── LISTED RECORDS ──
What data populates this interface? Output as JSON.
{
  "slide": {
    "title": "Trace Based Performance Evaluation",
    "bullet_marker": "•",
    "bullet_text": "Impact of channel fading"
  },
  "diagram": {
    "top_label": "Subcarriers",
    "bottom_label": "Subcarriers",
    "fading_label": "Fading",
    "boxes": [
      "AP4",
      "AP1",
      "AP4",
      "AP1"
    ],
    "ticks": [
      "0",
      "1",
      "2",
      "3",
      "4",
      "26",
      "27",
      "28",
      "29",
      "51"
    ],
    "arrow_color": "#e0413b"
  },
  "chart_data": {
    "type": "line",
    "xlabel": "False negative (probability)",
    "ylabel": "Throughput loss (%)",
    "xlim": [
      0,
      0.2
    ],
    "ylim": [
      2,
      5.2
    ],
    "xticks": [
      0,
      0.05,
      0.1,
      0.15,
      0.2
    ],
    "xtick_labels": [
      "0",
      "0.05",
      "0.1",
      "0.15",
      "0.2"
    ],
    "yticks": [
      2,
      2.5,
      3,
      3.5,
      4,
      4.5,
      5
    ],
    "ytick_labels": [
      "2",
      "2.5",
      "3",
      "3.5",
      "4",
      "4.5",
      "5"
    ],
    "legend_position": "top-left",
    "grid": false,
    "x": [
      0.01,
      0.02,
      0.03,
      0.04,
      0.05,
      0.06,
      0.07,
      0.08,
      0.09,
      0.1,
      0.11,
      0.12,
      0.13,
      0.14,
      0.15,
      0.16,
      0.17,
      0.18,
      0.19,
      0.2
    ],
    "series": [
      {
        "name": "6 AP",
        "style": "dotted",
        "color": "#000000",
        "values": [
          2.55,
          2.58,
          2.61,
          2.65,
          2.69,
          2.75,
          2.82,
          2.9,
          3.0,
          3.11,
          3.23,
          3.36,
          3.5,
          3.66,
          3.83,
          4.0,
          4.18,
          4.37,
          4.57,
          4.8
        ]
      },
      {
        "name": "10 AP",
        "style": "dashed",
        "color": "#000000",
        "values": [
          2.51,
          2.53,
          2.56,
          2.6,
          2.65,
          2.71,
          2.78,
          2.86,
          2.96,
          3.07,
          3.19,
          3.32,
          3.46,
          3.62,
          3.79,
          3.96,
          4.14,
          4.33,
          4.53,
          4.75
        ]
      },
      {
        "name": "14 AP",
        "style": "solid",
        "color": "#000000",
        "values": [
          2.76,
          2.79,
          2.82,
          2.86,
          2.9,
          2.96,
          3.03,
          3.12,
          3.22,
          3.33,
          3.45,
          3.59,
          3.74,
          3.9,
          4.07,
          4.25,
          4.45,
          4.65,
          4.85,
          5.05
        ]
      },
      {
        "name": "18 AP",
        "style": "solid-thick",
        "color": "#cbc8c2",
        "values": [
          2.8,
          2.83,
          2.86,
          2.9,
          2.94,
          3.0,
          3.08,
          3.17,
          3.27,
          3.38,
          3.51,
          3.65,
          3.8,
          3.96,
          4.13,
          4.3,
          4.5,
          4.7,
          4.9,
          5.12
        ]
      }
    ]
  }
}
───
• _INSTRUCTIONS FOR THE TASK_
Tell how many lines in the records above contain "name", giving the number and no other words.

• _CORRECT RESULT_
4